— begin —
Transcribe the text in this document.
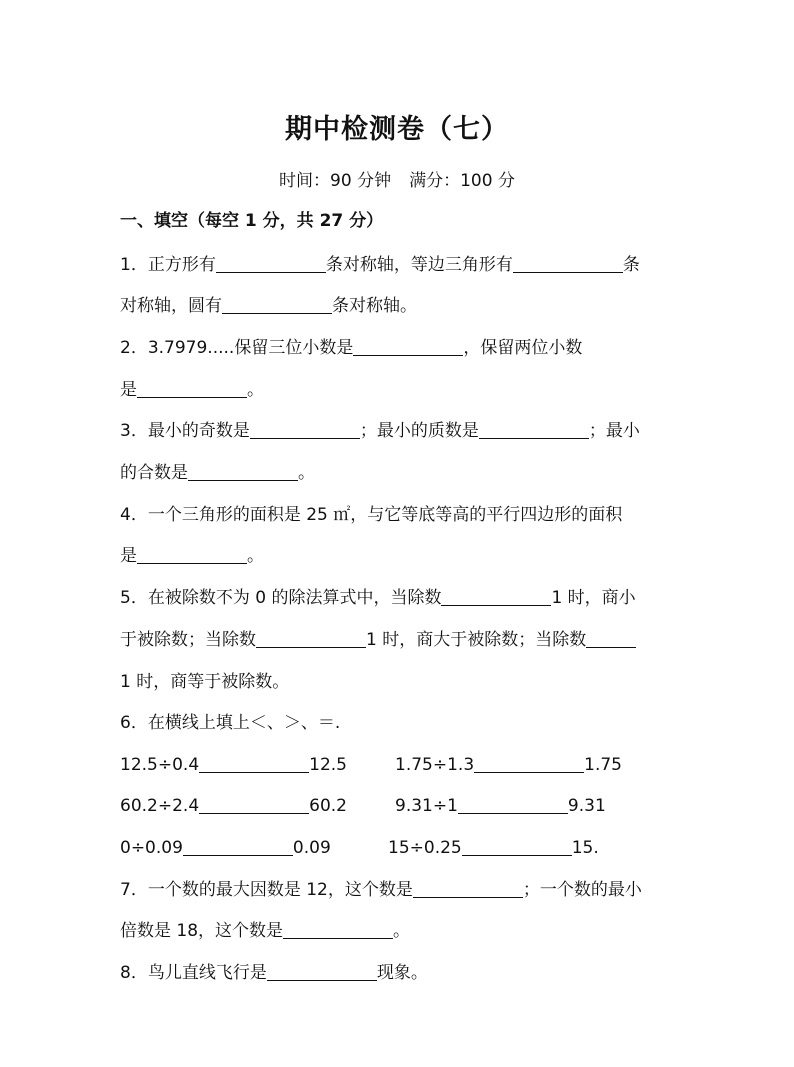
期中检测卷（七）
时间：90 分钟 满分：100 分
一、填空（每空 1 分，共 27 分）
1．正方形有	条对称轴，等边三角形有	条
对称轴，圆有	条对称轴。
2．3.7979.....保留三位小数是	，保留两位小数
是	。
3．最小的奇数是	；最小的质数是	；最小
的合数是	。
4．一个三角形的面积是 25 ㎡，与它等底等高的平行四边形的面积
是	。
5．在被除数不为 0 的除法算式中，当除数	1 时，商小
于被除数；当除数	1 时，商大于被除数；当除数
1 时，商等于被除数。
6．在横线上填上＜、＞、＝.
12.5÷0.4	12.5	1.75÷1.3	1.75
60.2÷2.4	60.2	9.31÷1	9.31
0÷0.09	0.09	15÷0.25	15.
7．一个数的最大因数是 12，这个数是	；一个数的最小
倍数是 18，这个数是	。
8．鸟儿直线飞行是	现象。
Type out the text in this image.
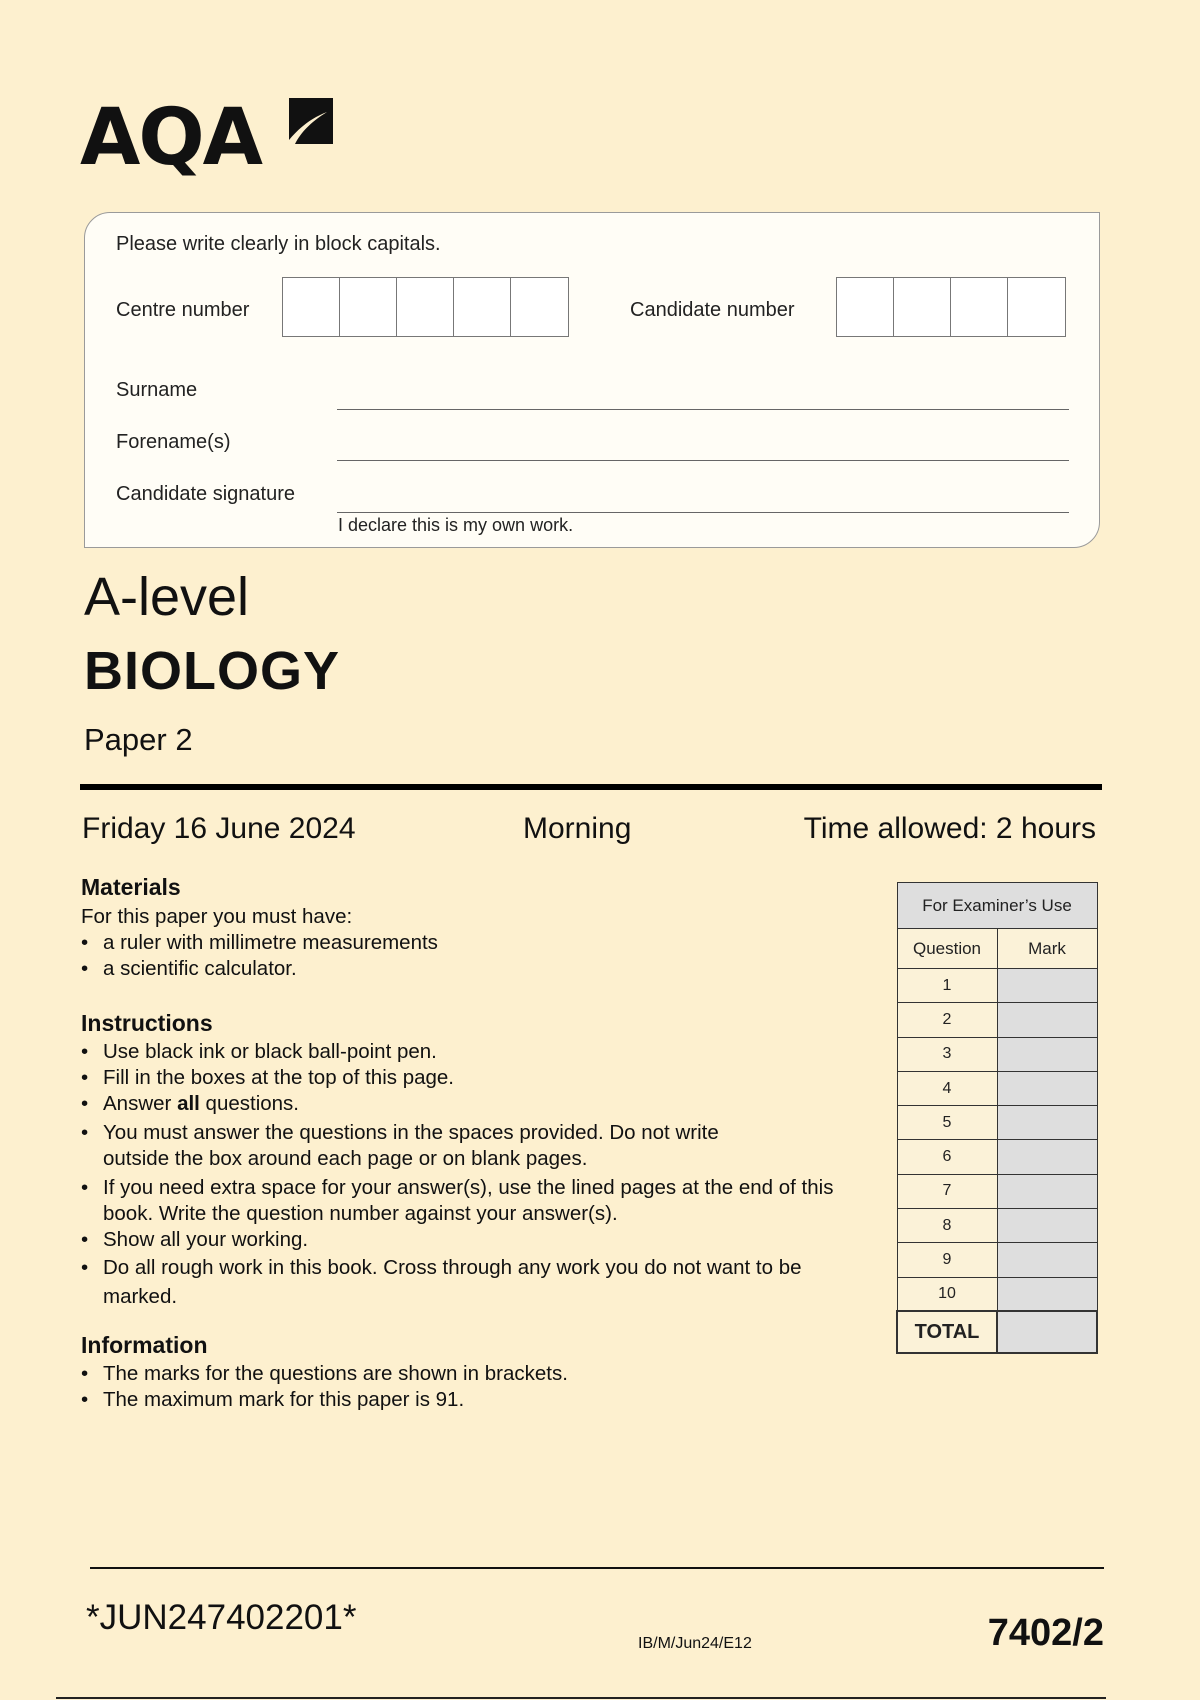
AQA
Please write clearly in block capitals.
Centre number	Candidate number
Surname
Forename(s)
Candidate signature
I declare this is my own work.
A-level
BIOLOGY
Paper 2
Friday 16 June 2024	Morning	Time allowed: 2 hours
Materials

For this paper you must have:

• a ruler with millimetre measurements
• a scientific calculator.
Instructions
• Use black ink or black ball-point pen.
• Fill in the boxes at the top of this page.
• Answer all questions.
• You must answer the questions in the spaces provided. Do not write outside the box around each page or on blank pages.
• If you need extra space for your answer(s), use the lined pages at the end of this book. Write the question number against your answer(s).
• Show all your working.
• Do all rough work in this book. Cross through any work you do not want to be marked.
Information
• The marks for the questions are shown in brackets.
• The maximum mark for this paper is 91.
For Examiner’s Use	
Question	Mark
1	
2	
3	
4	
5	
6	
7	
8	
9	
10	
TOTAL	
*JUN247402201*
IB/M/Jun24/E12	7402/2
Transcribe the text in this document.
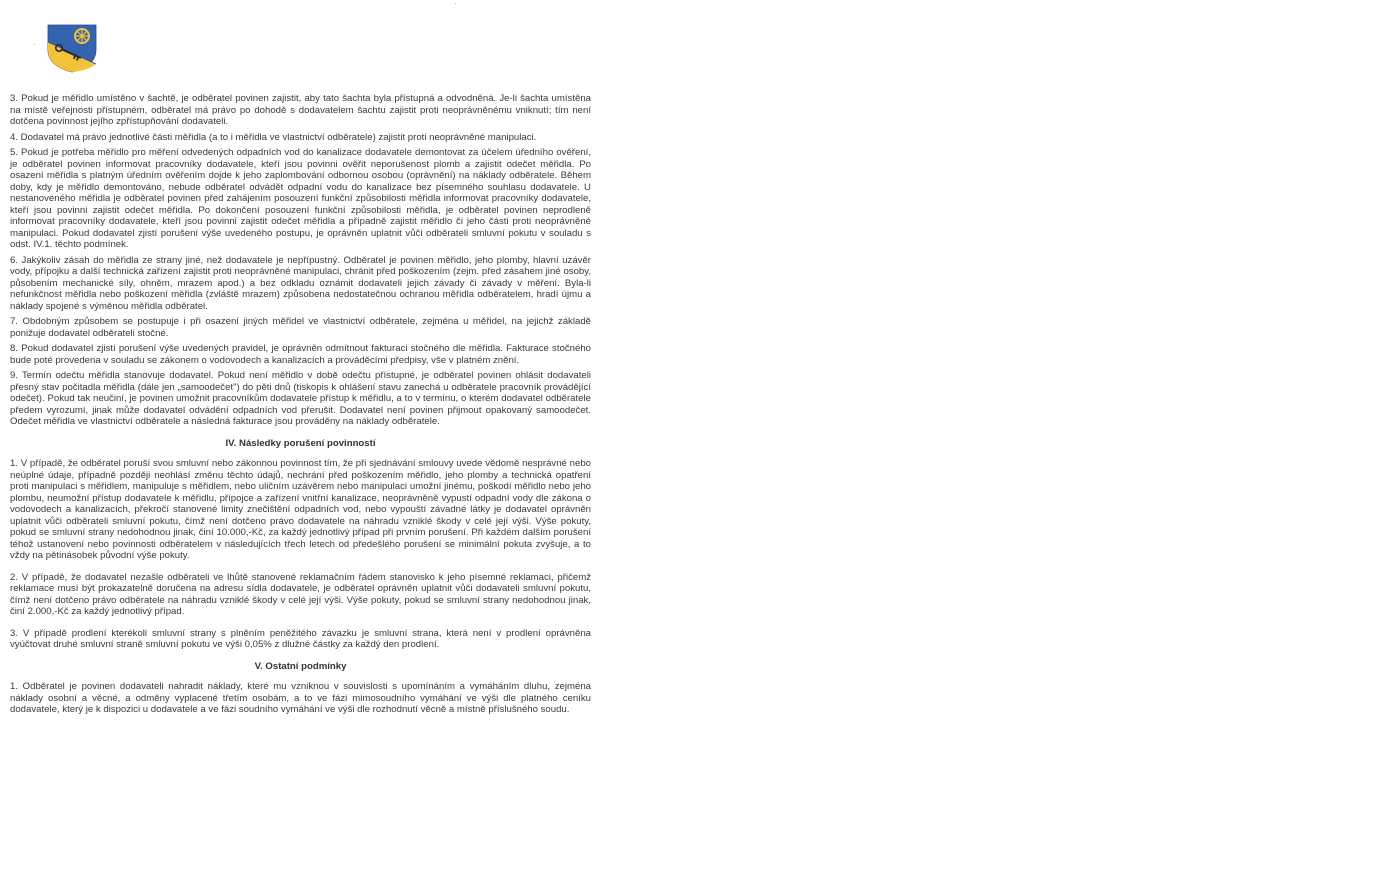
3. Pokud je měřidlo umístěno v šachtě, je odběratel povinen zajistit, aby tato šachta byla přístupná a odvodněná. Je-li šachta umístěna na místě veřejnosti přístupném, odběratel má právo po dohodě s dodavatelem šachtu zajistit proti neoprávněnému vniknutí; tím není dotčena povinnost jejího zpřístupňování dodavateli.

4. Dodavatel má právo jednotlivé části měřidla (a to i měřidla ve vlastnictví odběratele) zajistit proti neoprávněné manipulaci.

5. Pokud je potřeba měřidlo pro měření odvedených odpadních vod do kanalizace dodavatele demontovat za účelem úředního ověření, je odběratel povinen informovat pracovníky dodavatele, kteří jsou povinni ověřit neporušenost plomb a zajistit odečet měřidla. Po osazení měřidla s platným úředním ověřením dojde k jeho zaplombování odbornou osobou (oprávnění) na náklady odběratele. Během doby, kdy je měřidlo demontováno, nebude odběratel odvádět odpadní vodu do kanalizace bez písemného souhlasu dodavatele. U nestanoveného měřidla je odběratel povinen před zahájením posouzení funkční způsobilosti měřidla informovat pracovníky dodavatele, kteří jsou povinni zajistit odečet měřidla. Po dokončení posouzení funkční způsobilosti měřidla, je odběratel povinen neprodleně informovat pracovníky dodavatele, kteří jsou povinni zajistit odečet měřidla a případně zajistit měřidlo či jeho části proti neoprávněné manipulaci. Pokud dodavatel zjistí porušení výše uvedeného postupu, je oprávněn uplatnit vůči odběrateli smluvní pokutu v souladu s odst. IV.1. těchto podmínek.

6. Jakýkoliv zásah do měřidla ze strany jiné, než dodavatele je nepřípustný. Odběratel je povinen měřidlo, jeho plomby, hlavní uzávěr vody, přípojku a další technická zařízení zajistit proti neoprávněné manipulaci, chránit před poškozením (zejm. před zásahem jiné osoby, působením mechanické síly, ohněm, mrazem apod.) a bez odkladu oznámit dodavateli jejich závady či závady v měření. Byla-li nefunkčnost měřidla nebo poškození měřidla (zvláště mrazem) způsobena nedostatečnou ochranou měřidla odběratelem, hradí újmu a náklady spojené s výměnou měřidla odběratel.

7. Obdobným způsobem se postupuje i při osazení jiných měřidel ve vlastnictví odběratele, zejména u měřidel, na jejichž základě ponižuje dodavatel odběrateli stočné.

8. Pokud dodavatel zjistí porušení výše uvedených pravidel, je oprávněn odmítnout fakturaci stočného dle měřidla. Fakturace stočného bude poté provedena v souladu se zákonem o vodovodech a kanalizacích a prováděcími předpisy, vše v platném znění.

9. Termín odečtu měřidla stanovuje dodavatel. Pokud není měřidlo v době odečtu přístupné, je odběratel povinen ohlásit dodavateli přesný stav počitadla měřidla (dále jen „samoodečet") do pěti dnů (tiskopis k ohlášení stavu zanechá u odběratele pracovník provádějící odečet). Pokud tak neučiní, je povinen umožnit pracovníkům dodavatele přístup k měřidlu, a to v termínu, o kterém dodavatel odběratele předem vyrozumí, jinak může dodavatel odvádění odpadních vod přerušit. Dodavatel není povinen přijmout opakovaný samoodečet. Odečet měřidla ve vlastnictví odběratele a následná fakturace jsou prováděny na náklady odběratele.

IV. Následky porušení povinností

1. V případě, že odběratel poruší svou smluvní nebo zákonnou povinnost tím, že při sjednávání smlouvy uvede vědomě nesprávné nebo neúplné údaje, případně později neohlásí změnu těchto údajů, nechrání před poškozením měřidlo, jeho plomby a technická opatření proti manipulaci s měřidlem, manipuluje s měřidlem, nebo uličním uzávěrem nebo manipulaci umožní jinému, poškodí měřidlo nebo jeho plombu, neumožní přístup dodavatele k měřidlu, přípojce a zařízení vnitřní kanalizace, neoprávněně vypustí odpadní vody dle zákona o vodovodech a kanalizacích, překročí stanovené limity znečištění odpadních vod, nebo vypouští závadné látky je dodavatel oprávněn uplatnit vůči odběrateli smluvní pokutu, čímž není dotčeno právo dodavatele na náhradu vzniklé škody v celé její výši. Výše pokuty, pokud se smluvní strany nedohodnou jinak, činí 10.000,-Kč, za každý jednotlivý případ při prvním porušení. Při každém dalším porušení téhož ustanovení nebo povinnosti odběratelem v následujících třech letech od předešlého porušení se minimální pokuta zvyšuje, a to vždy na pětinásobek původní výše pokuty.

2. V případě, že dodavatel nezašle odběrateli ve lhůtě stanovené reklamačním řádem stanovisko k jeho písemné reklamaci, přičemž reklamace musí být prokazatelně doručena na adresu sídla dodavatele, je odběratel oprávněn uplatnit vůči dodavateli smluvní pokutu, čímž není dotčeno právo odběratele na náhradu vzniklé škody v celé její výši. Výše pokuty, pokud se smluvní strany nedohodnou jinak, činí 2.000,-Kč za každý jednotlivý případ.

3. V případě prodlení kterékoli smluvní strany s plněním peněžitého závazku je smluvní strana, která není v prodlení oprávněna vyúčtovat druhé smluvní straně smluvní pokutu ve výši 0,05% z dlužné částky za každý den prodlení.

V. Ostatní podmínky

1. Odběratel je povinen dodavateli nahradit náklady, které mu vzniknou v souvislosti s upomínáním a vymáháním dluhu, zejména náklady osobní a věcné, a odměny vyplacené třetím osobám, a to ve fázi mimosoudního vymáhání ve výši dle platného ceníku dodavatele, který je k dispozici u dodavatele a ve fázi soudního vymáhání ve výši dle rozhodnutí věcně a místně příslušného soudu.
— end —
### [Exercise aim]
Show the lines of the records that contain the word "questions".

### [Written reply]
• Answer all questions.
• You must answer the questions in the spaces provided. Do not write outside the box around each page or on blank pages.
• The marks for the questions are shown in brackets.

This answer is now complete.